* **Data section**:
-- -- --
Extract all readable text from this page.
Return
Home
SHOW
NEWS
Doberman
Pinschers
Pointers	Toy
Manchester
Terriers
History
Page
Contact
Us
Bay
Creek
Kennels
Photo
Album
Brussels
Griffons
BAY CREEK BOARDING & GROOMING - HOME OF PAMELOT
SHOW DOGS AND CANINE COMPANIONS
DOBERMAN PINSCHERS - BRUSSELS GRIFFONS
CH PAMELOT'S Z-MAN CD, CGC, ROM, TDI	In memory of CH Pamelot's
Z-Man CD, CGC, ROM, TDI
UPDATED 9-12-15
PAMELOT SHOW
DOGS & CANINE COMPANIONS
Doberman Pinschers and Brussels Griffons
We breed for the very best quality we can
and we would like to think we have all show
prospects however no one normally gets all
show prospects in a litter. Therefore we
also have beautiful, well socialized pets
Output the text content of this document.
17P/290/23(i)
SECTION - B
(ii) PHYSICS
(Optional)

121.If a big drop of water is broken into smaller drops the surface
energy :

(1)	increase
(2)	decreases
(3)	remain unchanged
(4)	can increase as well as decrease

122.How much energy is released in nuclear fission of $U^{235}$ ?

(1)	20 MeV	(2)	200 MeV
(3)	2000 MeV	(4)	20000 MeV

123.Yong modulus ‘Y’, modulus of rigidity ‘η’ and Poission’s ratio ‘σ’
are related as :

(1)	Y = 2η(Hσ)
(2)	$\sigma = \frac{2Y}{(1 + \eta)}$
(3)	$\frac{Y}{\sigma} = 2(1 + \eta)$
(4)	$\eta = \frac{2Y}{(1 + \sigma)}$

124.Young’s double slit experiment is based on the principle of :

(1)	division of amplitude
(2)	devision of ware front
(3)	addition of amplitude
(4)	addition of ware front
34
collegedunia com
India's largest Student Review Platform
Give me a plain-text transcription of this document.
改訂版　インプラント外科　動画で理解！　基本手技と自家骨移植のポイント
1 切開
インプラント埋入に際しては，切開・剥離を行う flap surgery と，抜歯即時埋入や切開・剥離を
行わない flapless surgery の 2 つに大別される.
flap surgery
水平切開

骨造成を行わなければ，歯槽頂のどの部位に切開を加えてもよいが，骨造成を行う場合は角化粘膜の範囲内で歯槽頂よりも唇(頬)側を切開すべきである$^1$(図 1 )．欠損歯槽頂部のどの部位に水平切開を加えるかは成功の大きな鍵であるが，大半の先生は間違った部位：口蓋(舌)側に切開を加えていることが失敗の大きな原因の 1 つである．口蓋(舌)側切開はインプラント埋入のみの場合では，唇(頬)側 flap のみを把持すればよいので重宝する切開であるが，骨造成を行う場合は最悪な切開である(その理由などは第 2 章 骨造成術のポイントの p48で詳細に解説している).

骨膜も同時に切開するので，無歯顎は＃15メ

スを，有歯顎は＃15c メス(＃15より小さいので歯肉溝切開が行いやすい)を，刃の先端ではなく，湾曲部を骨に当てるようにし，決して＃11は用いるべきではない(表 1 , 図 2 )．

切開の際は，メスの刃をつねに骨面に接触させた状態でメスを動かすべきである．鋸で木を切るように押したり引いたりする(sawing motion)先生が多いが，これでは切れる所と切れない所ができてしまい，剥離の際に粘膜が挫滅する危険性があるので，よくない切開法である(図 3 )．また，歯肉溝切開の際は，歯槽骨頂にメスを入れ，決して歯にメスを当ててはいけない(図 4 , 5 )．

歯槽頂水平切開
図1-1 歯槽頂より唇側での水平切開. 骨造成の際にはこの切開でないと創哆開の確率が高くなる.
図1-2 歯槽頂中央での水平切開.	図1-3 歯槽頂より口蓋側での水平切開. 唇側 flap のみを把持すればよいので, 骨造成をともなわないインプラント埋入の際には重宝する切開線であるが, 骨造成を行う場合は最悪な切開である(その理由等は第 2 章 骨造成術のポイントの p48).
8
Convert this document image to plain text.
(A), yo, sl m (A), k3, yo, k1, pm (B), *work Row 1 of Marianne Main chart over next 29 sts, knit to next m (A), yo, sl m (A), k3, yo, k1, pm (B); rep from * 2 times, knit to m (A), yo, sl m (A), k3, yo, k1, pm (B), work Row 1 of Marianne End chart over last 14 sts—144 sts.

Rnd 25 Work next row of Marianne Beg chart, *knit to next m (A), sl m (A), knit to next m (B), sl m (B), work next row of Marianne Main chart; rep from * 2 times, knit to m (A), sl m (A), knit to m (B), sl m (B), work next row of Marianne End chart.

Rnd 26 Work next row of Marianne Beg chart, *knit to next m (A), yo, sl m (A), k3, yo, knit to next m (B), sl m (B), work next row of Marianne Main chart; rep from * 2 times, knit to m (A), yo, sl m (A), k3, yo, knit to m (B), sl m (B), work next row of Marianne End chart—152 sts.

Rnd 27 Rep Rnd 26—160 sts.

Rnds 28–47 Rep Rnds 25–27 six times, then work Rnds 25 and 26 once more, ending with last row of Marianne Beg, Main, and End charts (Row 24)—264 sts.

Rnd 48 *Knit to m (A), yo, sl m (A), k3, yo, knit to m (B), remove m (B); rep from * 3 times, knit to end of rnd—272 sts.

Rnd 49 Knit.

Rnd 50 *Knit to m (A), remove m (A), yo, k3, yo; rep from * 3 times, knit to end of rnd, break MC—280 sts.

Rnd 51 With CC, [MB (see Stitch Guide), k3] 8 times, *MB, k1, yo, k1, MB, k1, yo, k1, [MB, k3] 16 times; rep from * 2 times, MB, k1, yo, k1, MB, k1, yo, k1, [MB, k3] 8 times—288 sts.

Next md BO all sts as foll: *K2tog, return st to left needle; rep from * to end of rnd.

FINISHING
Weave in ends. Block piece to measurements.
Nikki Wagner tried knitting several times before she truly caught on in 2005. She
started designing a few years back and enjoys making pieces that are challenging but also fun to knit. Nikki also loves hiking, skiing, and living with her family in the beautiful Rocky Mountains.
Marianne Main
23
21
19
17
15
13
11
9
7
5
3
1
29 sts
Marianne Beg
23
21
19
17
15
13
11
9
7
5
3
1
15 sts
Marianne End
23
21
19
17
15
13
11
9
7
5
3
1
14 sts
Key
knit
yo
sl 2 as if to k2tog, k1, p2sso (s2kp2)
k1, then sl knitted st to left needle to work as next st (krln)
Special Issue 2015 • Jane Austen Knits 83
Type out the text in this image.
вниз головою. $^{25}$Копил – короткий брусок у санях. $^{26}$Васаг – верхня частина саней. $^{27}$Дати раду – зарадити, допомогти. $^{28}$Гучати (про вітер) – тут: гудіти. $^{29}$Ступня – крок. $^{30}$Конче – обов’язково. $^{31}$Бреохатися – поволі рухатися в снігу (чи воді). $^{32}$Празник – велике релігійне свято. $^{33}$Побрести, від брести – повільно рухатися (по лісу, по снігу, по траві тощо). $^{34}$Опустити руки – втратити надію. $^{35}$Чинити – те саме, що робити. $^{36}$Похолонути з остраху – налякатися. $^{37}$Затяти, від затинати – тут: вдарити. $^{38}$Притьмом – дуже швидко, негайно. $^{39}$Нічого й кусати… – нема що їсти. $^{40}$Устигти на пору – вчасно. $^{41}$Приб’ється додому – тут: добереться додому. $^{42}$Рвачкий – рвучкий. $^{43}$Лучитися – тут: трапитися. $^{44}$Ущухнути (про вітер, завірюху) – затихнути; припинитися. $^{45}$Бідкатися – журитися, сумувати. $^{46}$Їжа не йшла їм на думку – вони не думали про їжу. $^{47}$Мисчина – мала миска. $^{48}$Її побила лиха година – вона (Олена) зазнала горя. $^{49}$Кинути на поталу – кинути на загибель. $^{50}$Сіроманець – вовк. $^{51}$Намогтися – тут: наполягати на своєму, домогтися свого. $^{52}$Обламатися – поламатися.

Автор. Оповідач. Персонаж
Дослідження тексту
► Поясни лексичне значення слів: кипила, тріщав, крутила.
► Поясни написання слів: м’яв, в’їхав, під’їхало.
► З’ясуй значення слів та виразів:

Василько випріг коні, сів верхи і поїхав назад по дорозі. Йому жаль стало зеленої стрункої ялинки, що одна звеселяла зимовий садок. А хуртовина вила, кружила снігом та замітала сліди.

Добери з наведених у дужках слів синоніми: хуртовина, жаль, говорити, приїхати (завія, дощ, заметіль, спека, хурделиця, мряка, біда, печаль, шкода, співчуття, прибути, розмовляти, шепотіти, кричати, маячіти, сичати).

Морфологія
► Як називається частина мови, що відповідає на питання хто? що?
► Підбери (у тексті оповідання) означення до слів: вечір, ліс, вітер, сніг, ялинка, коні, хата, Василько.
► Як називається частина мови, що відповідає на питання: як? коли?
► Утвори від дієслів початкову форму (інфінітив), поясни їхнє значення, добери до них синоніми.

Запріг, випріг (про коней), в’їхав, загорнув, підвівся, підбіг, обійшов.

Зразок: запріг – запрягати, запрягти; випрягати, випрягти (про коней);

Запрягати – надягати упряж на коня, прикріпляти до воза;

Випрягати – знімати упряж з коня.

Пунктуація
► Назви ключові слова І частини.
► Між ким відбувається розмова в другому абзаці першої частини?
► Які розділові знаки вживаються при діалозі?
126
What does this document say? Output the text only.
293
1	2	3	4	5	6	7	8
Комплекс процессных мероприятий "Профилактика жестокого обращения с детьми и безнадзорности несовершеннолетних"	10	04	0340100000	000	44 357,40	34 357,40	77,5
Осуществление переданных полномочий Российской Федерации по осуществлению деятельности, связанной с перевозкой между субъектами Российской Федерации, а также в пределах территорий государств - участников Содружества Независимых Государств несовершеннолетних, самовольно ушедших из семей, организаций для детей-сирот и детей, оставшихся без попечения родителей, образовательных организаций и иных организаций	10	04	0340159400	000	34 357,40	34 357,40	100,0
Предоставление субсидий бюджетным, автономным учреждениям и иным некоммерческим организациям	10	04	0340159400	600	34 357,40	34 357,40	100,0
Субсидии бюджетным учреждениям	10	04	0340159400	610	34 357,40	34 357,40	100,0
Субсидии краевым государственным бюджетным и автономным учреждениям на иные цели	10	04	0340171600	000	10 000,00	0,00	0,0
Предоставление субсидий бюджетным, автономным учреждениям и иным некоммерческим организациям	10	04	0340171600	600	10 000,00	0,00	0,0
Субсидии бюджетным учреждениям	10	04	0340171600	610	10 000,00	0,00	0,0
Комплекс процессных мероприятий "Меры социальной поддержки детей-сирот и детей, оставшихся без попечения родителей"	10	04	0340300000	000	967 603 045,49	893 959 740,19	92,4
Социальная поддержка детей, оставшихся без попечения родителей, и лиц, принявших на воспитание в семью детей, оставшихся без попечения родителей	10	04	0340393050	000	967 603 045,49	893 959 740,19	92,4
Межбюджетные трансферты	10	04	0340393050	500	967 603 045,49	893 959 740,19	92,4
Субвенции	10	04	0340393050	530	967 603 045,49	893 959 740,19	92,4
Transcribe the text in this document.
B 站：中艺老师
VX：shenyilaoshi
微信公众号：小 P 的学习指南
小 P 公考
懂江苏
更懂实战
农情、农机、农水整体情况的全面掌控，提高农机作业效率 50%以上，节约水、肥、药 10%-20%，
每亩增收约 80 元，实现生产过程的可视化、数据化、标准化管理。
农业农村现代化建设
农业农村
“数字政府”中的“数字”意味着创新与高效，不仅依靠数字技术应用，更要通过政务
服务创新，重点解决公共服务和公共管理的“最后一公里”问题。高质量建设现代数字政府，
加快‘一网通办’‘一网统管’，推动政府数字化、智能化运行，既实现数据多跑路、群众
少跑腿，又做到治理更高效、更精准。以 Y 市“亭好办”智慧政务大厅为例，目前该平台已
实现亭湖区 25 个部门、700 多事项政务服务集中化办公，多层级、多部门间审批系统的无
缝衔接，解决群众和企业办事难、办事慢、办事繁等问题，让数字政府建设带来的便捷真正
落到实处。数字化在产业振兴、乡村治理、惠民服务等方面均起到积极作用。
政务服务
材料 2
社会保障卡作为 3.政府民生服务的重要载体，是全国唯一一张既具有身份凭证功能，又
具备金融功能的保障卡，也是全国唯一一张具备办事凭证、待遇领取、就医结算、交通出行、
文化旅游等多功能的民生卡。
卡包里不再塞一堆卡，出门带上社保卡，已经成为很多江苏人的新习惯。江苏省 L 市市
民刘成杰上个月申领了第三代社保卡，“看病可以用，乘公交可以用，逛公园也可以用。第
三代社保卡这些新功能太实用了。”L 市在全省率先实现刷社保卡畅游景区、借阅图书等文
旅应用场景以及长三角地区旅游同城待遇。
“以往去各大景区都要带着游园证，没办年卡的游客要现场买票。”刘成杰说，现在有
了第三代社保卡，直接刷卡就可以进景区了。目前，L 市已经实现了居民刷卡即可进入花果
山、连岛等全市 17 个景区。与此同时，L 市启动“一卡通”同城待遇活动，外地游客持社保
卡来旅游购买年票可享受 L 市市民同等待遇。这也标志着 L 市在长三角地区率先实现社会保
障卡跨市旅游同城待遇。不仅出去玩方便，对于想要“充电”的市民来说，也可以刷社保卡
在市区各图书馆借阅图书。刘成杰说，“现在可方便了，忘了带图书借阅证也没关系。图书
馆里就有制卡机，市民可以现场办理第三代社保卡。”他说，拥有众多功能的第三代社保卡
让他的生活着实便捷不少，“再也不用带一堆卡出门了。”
-- -- --
* **What is expected**:
Copy whichever lines in the listing above contain the word "left".

* **Solution**:
Next md BO all sts as foll: *K2tog, return st to left needle; rep from * to end of rnd.
k1, then sl knitted st to left needle to work as next st (krln)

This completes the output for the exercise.